ABOUT THIS TASK.
Transcribe every record that appears below, exactly and in full.

Items from a dataset.
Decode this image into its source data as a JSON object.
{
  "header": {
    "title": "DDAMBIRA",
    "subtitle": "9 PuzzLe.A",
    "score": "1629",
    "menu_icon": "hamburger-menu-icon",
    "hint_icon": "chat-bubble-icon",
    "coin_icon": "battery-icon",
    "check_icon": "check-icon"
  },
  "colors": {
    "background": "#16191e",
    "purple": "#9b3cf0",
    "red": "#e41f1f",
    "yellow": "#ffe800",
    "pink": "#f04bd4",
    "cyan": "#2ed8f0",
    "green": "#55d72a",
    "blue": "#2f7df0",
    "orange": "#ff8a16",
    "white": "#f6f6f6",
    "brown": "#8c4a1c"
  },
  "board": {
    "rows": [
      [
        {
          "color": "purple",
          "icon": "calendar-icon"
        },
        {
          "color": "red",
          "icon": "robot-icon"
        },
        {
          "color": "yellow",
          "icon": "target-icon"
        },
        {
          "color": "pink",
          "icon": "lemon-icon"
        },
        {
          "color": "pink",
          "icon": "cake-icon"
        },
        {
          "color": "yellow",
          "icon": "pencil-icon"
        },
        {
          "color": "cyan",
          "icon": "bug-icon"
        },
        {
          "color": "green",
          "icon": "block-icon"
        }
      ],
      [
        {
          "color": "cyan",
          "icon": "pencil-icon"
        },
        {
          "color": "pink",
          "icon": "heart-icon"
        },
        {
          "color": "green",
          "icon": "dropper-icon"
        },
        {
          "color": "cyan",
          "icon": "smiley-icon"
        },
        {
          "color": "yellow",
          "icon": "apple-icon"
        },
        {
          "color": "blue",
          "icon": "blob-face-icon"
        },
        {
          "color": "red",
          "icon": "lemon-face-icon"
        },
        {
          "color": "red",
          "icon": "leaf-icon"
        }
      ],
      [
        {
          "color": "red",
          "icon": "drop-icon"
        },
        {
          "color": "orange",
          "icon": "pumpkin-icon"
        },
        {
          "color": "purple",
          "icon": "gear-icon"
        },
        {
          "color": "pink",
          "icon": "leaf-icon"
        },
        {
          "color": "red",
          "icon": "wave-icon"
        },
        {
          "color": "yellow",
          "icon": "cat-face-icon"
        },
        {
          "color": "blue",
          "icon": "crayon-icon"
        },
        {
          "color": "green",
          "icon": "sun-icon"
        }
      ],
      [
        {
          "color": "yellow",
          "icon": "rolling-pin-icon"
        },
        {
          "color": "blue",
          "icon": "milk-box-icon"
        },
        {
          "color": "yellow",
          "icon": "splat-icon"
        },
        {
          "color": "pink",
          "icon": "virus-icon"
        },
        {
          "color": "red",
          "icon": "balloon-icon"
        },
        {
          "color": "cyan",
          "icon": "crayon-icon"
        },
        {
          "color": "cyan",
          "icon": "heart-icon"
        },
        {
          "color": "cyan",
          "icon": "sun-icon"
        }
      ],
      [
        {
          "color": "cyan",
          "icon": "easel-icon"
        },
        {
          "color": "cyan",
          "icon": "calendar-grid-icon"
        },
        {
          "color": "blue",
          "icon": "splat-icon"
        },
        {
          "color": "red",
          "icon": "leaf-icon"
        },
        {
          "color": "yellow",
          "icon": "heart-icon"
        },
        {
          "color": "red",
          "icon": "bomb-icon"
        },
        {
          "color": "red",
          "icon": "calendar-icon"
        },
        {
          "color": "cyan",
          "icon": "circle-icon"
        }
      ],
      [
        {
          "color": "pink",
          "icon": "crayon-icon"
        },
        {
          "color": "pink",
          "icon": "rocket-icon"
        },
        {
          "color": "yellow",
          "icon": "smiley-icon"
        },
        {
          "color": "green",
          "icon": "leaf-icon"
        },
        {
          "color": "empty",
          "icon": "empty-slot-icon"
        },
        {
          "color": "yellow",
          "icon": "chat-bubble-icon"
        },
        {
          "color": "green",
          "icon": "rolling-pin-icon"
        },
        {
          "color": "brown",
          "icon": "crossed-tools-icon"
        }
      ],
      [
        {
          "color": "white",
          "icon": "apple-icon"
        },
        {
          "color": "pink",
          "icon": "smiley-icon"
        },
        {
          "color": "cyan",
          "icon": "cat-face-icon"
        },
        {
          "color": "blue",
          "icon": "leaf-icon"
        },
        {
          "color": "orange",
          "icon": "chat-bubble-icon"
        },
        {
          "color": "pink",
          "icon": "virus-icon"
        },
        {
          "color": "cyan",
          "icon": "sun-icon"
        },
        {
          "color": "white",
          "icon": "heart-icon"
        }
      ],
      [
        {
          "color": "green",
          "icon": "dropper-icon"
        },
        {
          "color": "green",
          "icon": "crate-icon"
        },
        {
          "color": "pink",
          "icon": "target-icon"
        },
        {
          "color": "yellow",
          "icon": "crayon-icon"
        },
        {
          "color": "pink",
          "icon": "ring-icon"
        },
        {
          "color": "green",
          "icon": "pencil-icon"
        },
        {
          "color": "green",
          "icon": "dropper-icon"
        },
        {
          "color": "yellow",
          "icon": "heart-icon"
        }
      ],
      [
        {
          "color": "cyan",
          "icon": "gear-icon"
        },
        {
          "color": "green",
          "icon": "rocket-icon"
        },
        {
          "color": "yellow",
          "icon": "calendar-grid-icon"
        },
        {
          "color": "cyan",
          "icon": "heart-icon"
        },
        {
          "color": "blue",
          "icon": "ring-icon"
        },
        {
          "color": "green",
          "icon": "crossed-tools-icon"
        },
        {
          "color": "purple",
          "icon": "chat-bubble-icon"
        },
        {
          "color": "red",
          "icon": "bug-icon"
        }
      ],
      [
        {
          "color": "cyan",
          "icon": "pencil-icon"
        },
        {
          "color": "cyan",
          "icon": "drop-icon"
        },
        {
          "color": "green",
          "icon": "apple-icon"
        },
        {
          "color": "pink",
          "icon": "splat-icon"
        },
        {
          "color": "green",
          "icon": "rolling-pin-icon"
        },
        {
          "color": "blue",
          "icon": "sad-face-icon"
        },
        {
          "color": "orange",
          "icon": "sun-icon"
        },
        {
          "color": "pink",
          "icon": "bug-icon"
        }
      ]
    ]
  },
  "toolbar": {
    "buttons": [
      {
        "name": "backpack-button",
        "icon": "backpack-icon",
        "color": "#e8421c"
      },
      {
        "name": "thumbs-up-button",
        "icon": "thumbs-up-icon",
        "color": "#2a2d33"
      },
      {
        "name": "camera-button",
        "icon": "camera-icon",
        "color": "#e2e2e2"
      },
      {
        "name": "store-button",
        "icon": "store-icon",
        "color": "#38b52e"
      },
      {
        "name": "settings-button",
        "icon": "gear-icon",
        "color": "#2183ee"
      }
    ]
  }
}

SOLUTION FOR THIS PROBLEM.
Decode this image into its source data as a JSON object.
{
  "header": {
    "title": "DDAMBIRA",
    "subtitle": "9 PuzzLe.A",
    "score": "1629",
    "menu_icon": "hamburger-menu-icon",
    "hint_icon": "chat-bubble-icon",
    "coin_icon": "battery-icon",
    "check_icon": "check-icon"
  },
  "colors": {
    "background": "#16191e",
    "purple": "#9b3cf0",
    "red": "#e41f1f",
    "yellow": "#ffe800",
    "pink": "#f04bd4",
    "cyan": "#2ed8f0",
    "green": "#55d72a",
    "blue": "#2f7df0",
    "orange": "#ff8a16",
    "white": "#f6f6f6",
    "brown": "#8c4a1c"
  },
  "board": {
    "rows": [
      [
        {
          "color": "purple",
          "icon": "calendar-icon"
        },
        {
          "color": "red",
          "icon": "robot-icon"
        },
        {
          "color": "yellow",
          "icon": "target-icon"
        },
        {
          "color": "pink",
          "icon": "lemon-icon"
        },
        {
          "color": "pink",
          "icon": "cake-icon"
        },
        {
          "color": "yellow",
          "icon": "pencil-icon"
        },
        {
          "color": "cyan",
          "icon": "bug-icon"
        },
        {
          "color": "green",
          "icon": "block-icon"
        }
      ],
      [
        {
          "color": "cyan",
          "icon": "pencil-icon"
        },
        {
          "color": "pink",
          "icon": "heart-icon"
        },
        {
          "color": "green",
          "icon": "dropper-icon"
        },
        {
          "color": "cyan",
          "icon": "smiley-icon"
        },
        {
          "color": "yellow",
          "icon": "apple-icon"
        },
        {
          "color": "blue",
          "icon": "blob-face-icon"
        },
        {
          "color": "red",
          "icon": "lemon-face-icon"
        },
        {
          "color": "red",
          "icon": "leaf-icon"
        }
      ],
      [
        {
          "color": "red",
          "icon": "drop-icon"
        },
        {
          "color": "orange",
          "icon": "pumpkin-icon"
        },
        {
          "color": "purple",
          "icon": "gear-icon"
        },
        {
          "color": "pink",
          "icon": "leaf-icon"
        },
        {
          "color": "red",
          "icon": "wave-icon"
        },
        {
          "color": "yellow",
          "icon": "cat-face-icon"
        },
        {
          "color": "blue",
          "icon": "crayon-icon"
        },
        {
          "color": "green",
          "icon": "sun-icon"
        }
      ],
      [
        {
          "color": "yellow",
          "icon": "rolling-pin-icon"
        },
        {
          "color": "blue",
          "icon": "milk-box-icon"
        },
        {
          "color": "yellow",
          "icon": "splat-icon"
        },
        {
          "color": "pink",
          "icon": "virus-icon"
        },
        {
          "color": "red",
          "icon": "balloon-icon"
        },
        {
          "color": "cyan",
          "icon": "crayon-icon"
        },
        {
          "color": "cyan",
          "icon": "heart-icon"
        },
        {
          "color": "cyan",
          "icon": "sun-icon"
        }
      ],
      [
        {
          "color": "cyan",
          "icon": "easel-icon"
        },
        {
          "color": "cyan",
          "icon": "calendar-grid-icon"
        },
        {
          "color": "blue",
          "icon": "splat-icon"
        },
        {
          "color": "red",
          "icon": "leaf-icon"
        },
        {
          "color": "yellow",
          "icon": "heart-icon"
        },
        {
          "color": "red",
          "icon": "bomb-icon"
        },
        {
          "color": "red",
          "icon": "calendar-icon"
        },
        {
          "color": "cyan",
          "icon": "circle-icon"
        }
      ],
      [
        {
          "color": "pink",
          "icon": "crayon-icon"
        },
        {
          "color": "pink",
          "icon": "rocket-icon"
        },
        {
          "color": "yellow",
          "icon": "smiley-icon"
        },
        {
          "color": "green",
          "icon": "leaf-icon"
        },
        {
          "color": "empty",
          "icon": "empty-slot-icon"
        },
        {
          "color": "yellow",
          "icon": "chat-bubble-icon"
        },
        {
          "color": "green",
          "icon": "rolling-pin-icon"
        },
        {
          "color": "brown",
          "icon": "crossed-tools-icon"
        }
      ],
      [
        {
          "color": "white",
          "icon": "apple-icon"
        },
        {
          "color": "pink",
          "icon": "smiley-icon"
        },
        {
          "color": "cyan",
          "icon": "cat-face-icon"
        },
        {
          "color": "blue",
          "icon": "leaf-icon"
        },
        {
          "color": "orange",
          "icon": "chat-bubble-icon"
        },
        {
          "color": "pink",
          "icon": "virus-icon"
        },
        {
          "color": "cyan",
          "icon": "sun-icon"
        },
        {
          "color": "white",
          "icon": "heart-icon"
        }
      ],
      [
        {
          "color": "green",
          "icon": "dropper-icon"
        },
        {
          "color": "green",
          "icon": "crate-icon"
        },
        {
          "color": "pink",
          "icon": "target-icon"
        },
        {
          "color": "yellow",
          "icon": "crayon-icon"
        },
        {
          "color": "pink",
          "icon": "ring-icon"
        },
        {
          "color": "green",
          "icon": "pencil-icon"
        },
        {
          "color": "green",
          "icon": "dropper-icon"
        },
        {
          "color": "yellow",
          "icon": "heart-icon"
        }
      ],
      [
        {
          "color": "cyan",
          "icon": "gear-icon"
        },
        {
          "color": "green",
          "icon": "rocket-icon"
        },
        {
          "color": "yellow",
          "icon": "calendar-grid-icon"
        },
        {
          "color": "cyan",
          "icon": "heart-icon"
        },
        {
          "color": "blue",
          "icon": "ring-icon"
        },
        {
          "color": "green",
          "icon": "crossed-tools-icon"
        },
        {
          "color": "purple",
          "icon": "chat-bubble-icon"
        },
        {
          "color": "red",
          "icon": "bug-icon"
        }
      ],
      [
        {
          "color": "cyan",
          "icon": "pencil-icon"
        },
        {
          "color": "cyan",
          "icon": "drop-icon"
        },
        {
          "color": "green",
          "icon": "apple-icon"
        },
        {
          "color": "pink",
          "icon": "splat-icon"
        },
        {
          "color": "green",
          "icon": "rolling-pin-icon"
        },
        {
          "color": "blue",
          "icon": "sad-face-icon"
        },
        {
          "color": "orange",
          "icon": "sun-icon"
        },
        {
          "color": "pink",
          "icon": "bug-icon"
        }
      ]
    ]
  },
  "toolbar": {
    "buttons": [
      {
        "name": "backpack-button",
        "icon": "backpack-icon",
        "color": "#e8421c"
      },
      {
        "name": "thumbs-up-button",
        "icon": "thumbs-up-icon",
        "color": "#2a2d33"
      },
      {
        "name": "camera-button",
        "icon": "camera-icon",
        "color": "#e2e2e2"
      },
      {
        "name": "store-button",
        "icon": "store-icon",
        "color": "#38b52e"
      },
      {
        "name": "settings-button",
        "icon": "gear-icon",
        "color": "#2183ee"
      }
    ]
  }
}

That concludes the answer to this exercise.